WRITTEN REQUEST - Check each line for the string "alpha". Give only the count of lines that have it.

-- begin --

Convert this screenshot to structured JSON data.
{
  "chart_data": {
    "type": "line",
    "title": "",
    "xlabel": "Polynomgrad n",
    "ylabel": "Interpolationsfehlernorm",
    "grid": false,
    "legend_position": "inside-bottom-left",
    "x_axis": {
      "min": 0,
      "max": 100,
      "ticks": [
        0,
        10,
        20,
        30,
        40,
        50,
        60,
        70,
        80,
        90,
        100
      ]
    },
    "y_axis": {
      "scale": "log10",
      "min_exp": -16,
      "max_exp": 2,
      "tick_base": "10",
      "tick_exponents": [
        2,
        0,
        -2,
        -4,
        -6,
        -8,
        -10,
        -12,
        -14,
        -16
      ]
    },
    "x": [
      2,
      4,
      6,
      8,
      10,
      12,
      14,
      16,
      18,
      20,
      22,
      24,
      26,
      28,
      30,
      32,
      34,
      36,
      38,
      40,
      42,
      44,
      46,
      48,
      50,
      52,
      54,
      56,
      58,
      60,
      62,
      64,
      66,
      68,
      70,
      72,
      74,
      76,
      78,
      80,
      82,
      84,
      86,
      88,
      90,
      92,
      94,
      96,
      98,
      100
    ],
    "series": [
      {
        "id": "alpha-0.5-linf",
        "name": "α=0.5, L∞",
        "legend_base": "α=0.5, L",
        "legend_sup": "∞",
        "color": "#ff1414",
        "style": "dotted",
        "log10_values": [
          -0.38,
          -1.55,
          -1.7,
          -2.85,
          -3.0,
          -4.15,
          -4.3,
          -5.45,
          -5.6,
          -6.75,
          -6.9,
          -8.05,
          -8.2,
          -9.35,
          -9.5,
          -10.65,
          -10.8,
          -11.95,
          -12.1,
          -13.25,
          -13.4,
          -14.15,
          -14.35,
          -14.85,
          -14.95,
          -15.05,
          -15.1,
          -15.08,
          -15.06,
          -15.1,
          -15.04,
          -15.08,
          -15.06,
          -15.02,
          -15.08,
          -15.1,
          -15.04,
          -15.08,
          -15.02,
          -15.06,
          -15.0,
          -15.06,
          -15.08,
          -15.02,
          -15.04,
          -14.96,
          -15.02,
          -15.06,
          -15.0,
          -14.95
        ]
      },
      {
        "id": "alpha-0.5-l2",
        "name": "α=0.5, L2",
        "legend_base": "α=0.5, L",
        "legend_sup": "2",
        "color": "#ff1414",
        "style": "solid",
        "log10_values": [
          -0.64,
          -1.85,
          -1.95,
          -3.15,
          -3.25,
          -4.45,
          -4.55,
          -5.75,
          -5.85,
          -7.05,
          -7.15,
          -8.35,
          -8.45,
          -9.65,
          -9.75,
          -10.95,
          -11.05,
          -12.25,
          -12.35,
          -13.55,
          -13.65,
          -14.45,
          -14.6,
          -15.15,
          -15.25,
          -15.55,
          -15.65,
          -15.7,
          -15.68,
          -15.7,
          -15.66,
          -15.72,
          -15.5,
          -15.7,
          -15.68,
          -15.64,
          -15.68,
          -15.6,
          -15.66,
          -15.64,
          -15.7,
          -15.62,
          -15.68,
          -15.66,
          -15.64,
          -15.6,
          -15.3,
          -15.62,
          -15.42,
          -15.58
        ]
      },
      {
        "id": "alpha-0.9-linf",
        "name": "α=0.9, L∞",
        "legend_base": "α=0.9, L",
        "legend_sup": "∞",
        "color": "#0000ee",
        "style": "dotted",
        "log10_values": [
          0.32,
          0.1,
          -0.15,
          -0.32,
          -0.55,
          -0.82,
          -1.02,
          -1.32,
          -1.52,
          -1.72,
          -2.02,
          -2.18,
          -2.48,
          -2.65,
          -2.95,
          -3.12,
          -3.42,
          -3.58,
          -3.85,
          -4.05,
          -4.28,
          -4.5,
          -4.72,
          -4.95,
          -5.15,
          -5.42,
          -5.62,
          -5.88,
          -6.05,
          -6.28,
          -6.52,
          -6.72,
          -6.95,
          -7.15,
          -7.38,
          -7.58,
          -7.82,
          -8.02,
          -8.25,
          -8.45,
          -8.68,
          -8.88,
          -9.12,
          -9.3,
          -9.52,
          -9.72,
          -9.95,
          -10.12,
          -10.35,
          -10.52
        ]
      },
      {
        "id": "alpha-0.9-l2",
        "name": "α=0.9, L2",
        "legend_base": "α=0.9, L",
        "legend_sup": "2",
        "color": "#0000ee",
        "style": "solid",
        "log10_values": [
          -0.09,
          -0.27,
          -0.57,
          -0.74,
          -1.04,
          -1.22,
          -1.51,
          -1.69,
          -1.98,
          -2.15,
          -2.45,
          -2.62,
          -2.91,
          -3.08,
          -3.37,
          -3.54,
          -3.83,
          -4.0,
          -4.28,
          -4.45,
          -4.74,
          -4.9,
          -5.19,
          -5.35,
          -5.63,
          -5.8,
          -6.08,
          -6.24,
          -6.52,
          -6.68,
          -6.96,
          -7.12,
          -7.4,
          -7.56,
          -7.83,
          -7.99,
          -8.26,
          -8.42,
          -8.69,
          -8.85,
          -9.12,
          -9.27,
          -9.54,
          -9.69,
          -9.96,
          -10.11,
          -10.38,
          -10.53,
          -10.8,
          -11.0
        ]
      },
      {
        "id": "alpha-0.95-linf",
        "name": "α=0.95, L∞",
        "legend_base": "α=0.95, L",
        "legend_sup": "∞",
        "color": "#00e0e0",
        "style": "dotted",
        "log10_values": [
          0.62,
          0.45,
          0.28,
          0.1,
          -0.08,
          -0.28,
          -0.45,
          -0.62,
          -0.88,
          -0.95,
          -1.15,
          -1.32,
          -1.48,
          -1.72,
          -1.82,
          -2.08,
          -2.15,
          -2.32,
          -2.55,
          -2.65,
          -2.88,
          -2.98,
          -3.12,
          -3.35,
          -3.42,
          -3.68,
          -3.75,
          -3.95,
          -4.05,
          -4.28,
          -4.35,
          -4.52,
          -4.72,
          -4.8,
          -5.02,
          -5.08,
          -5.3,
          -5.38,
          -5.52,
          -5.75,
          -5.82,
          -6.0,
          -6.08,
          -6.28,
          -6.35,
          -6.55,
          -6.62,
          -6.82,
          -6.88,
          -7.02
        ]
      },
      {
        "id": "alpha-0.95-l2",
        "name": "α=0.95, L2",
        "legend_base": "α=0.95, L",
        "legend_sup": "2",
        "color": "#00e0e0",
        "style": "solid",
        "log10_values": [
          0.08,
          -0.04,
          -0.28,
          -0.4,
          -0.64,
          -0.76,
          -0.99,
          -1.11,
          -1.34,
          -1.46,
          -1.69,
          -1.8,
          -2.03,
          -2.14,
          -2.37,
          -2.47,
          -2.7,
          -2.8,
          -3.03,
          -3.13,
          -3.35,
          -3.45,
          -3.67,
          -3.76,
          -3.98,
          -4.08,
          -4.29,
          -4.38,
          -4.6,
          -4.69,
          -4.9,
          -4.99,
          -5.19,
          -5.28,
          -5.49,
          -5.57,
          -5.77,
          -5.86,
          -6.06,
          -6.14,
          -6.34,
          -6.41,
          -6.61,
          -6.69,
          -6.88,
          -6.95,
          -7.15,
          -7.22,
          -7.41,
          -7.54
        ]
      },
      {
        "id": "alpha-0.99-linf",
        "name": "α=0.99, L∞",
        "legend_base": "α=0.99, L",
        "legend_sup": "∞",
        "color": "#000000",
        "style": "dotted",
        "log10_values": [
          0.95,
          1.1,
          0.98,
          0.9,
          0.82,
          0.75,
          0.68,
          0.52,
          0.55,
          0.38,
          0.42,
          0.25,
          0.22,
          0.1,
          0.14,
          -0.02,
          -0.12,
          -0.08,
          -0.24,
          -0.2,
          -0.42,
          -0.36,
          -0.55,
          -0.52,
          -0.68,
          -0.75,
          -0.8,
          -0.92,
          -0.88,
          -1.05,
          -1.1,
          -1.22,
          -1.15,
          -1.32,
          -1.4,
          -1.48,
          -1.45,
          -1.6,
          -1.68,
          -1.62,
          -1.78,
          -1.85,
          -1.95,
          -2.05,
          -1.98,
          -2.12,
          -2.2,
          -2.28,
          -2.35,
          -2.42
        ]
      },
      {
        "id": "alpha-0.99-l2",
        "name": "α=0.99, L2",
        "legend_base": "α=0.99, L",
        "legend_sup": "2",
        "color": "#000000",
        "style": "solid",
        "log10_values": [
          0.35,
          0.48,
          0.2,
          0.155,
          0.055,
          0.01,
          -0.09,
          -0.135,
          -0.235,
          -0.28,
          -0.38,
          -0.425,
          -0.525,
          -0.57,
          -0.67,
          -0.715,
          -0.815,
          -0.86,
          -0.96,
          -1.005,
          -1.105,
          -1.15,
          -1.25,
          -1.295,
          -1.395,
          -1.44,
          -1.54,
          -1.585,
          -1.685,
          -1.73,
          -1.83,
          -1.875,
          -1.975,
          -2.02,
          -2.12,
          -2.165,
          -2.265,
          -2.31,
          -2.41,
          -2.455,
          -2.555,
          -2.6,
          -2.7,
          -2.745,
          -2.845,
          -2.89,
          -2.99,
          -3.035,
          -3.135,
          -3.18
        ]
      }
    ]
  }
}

-- end --

PROBLEM SOLUTION - 8